Records supplied:
= = =
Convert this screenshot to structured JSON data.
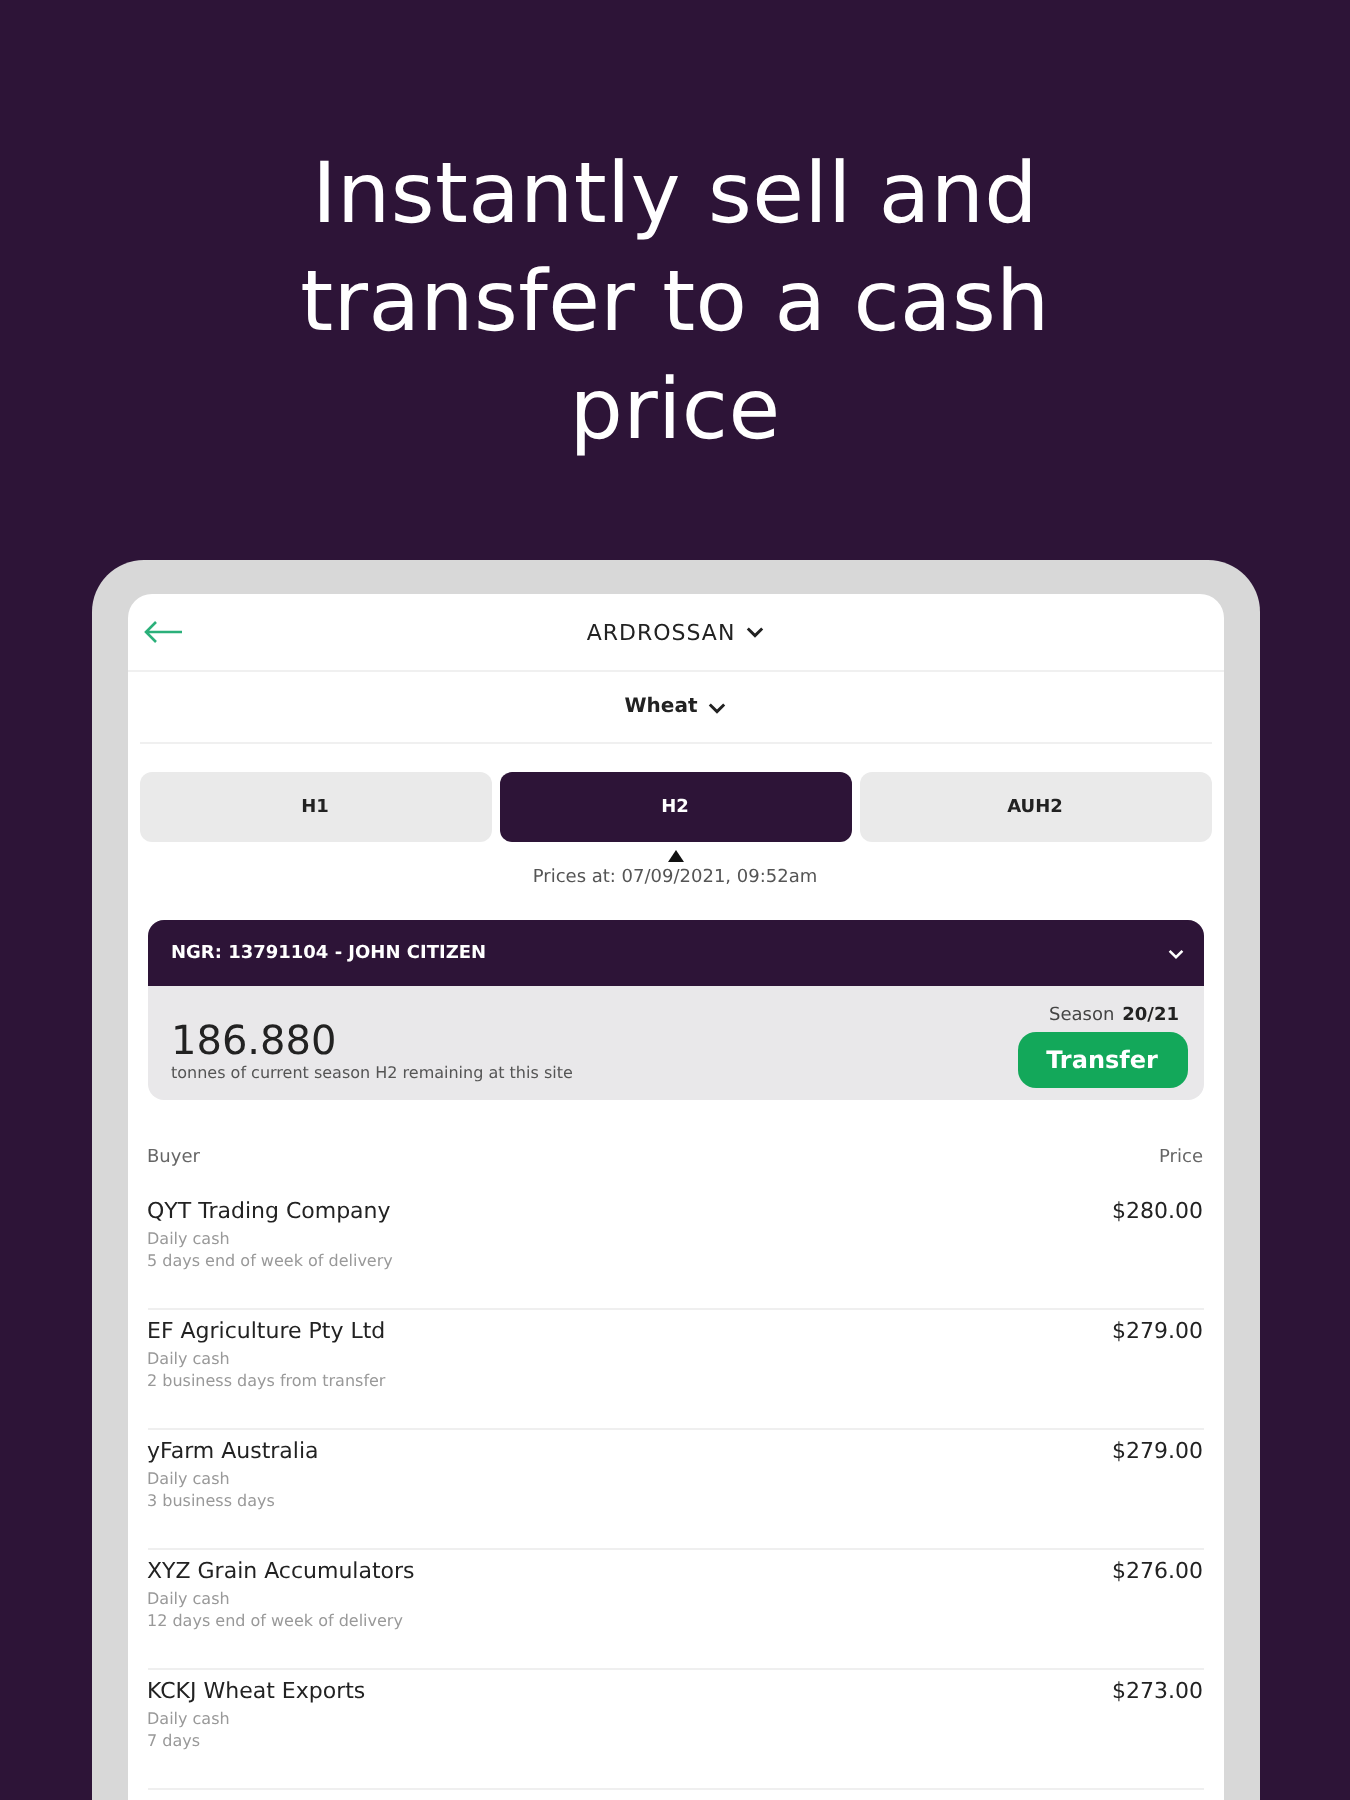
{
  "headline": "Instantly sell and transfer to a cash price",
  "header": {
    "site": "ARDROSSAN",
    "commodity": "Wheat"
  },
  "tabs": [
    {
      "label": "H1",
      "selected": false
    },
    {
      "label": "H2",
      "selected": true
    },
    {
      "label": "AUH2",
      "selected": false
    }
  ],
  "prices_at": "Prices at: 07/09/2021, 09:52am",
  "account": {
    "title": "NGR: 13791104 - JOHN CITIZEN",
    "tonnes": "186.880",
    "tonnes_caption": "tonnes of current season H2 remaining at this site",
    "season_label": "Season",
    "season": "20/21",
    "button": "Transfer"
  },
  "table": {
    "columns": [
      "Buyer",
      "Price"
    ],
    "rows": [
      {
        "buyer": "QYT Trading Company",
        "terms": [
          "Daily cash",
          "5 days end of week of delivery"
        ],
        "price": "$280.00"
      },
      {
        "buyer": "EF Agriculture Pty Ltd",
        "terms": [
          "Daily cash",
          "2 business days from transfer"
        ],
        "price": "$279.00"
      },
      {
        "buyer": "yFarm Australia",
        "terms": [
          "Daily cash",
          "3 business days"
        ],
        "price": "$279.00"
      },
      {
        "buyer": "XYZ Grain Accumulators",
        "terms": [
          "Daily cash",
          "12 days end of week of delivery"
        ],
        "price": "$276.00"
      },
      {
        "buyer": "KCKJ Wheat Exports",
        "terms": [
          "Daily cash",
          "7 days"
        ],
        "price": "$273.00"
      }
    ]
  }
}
= = =
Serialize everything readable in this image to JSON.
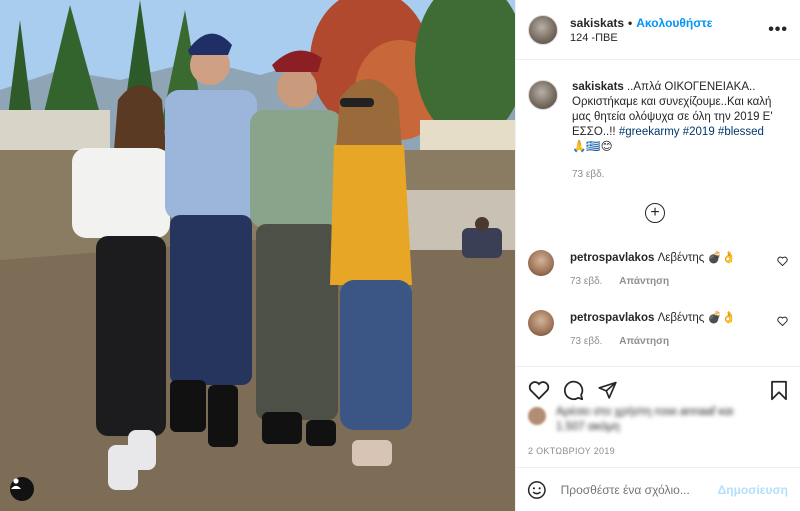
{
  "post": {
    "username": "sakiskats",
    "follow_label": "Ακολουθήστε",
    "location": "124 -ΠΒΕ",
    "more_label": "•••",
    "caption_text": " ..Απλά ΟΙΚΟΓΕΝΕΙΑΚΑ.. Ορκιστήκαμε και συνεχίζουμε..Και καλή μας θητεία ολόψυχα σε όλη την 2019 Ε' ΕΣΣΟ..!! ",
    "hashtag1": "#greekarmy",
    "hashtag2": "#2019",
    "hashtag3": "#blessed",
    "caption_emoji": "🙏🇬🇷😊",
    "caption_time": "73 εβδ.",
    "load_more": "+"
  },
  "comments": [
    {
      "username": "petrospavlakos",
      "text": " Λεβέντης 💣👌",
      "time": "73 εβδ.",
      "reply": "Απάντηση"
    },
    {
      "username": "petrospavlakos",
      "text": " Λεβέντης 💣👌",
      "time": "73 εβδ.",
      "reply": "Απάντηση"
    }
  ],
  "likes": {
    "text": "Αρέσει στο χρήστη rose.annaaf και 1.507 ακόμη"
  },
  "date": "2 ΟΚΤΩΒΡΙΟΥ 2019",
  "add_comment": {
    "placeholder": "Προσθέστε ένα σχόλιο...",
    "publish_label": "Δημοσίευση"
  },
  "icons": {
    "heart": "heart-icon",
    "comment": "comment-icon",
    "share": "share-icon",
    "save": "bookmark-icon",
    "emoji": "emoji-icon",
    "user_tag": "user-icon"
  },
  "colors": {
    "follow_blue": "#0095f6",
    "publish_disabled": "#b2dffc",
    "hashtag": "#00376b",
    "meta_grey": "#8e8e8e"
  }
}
= = =
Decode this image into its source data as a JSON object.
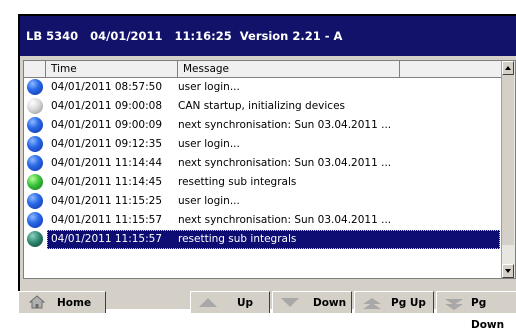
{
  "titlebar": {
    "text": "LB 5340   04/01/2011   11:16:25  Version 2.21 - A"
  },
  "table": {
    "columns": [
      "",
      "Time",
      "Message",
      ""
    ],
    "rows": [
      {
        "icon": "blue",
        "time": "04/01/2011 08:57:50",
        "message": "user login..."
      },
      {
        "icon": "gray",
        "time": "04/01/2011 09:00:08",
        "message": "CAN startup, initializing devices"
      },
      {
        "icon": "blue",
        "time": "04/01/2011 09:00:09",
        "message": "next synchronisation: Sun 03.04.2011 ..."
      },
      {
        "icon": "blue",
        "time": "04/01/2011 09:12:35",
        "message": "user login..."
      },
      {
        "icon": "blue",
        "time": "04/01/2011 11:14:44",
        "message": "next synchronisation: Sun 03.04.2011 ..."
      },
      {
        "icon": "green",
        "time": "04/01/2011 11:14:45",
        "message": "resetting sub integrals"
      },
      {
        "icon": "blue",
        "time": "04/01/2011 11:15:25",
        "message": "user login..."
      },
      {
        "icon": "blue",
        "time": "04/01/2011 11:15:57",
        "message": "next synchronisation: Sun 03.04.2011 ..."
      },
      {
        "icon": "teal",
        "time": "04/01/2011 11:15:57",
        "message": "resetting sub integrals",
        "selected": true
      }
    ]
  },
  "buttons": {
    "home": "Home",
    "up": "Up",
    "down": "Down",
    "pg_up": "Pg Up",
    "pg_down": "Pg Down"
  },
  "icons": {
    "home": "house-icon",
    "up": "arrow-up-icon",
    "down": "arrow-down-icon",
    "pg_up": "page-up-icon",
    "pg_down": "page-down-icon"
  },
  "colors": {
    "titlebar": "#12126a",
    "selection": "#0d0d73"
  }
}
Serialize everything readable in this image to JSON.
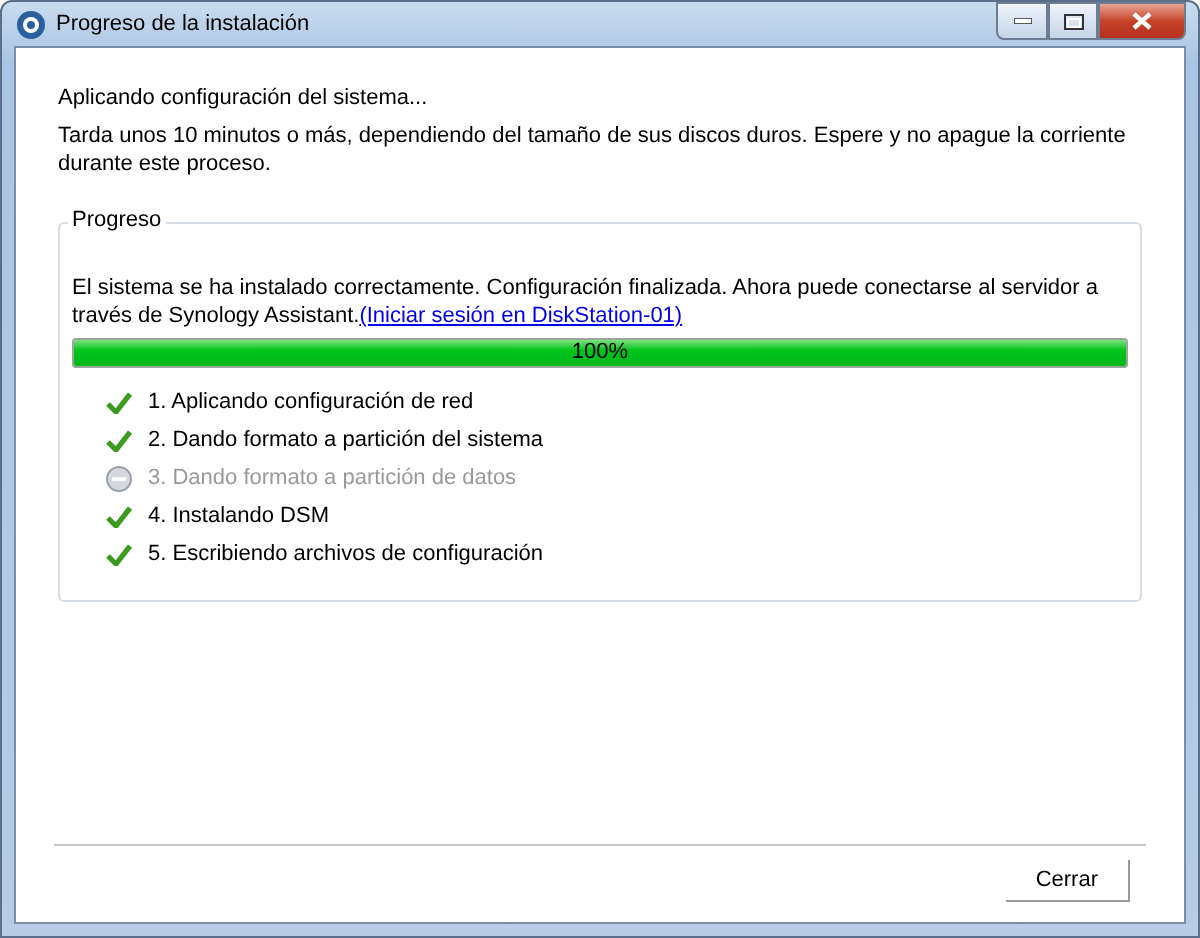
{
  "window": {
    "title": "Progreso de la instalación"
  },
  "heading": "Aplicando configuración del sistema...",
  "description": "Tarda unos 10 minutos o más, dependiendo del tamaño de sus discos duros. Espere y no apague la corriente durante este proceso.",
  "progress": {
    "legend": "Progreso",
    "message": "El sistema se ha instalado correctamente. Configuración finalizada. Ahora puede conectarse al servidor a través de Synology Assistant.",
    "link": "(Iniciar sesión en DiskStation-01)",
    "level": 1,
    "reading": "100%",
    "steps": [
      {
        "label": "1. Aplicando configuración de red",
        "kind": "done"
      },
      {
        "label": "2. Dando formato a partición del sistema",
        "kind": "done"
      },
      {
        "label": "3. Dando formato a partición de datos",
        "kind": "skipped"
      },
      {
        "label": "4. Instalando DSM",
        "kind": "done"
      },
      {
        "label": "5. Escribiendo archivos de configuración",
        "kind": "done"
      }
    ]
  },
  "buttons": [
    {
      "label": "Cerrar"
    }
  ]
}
= = =
Extract from the material all lines containing the string "integrals".

        "message": "resetting sub integrals"
        "message": "resetting sub integrals",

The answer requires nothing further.